-- Begin --

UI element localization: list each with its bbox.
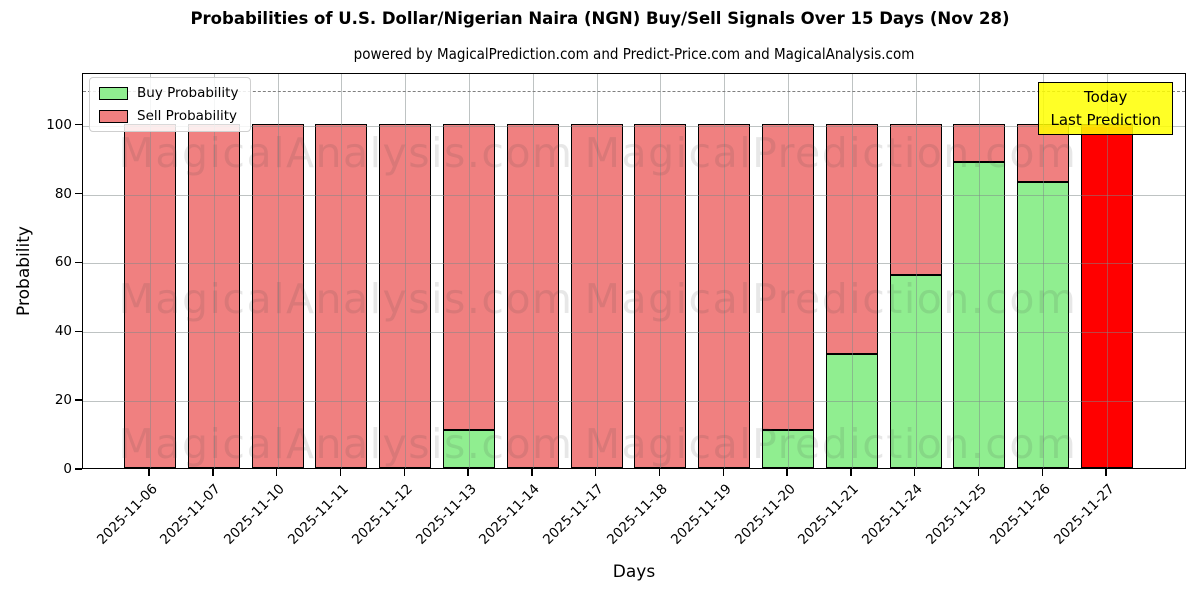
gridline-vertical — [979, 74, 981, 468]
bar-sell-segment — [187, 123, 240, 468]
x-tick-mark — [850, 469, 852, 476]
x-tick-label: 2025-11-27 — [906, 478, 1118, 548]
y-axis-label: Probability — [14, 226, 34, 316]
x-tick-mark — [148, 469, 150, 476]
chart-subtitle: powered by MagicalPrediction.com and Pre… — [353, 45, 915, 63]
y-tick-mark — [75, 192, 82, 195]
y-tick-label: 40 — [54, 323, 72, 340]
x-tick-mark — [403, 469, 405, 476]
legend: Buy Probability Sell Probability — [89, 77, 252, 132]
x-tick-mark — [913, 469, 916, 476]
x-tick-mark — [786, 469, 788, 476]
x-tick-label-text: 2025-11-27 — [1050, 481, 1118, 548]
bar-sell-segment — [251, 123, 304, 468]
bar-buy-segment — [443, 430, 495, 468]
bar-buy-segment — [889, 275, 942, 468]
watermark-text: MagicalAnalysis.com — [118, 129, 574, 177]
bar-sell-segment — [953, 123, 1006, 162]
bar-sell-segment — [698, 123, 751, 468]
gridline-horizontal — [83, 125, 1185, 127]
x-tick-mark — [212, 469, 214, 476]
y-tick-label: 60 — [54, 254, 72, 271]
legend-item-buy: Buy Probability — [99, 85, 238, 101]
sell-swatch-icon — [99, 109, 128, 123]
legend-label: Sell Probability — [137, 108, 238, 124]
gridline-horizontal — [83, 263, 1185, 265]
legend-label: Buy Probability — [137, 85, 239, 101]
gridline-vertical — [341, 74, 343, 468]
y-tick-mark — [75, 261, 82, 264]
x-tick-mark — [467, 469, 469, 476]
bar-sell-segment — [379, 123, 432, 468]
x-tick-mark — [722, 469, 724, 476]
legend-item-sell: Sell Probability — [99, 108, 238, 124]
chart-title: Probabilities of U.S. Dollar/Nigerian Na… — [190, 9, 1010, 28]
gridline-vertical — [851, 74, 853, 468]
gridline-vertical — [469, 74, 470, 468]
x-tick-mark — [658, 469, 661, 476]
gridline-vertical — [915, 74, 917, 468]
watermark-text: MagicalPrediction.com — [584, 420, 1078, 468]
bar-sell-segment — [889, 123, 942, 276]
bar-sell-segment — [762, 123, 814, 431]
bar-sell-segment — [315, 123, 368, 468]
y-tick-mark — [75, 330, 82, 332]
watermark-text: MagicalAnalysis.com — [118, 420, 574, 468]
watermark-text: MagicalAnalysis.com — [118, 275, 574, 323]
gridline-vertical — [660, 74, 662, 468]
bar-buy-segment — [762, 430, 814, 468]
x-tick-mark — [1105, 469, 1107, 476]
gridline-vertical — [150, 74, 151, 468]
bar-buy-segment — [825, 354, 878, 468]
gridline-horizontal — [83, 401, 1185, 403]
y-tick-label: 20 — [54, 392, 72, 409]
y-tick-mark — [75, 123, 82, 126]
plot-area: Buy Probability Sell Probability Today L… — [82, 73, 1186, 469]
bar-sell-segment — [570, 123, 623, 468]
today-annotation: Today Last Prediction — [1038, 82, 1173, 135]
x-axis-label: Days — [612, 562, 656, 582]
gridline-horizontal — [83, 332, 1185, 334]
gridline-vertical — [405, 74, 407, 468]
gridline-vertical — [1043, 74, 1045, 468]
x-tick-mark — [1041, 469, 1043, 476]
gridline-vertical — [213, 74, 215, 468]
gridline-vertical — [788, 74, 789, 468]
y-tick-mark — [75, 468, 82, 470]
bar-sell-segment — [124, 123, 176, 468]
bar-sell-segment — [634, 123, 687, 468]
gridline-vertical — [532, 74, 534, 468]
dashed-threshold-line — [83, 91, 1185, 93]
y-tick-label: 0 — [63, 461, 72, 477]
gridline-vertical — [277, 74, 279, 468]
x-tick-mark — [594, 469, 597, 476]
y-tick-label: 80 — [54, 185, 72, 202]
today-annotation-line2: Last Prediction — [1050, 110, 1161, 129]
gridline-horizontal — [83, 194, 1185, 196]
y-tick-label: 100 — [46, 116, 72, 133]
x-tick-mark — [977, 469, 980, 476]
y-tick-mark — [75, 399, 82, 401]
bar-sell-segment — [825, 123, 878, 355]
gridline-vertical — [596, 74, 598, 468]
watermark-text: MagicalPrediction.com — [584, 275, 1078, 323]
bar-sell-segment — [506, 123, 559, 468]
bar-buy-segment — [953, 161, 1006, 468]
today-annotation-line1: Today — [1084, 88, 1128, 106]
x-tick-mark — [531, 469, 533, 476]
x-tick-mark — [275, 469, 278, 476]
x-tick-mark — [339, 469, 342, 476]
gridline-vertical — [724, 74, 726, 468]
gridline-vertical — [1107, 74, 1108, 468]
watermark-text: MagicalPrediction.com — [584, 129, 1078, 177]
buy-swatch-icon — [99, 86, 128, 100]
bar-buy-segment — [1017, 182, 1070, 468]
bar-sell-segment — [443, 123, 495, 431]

-- End --

• _Written exercise_
Edit the data between the lines holding "gridline-vertical — [979, 74, 981, 468]" and "y-tick-mark — [75, 192, 82, 195]", inclusive, changing "Probability" to "Likelihood" and keeping everything else the same. Give back only those lines.

• _Answer to this problem_
gridline-vertical — [979, 74, 981, 468]
bar-sell-segment — [187, 123, 240, 468]
x-tick-mark — [850, 469, 852, 476]
x-tick-label: 2025-11-27 — [906, 478, 1118, 548]
y-axis-label: Likelihood — [14, 226, 34, 316]
x-tick-mark — [148, 469, 150, 476]
chart-subtitle: powered by MagicalPrediction.com and Pre… — [353, 45, 915, 63]
y-tick-mark — [75, 192, 82, 195]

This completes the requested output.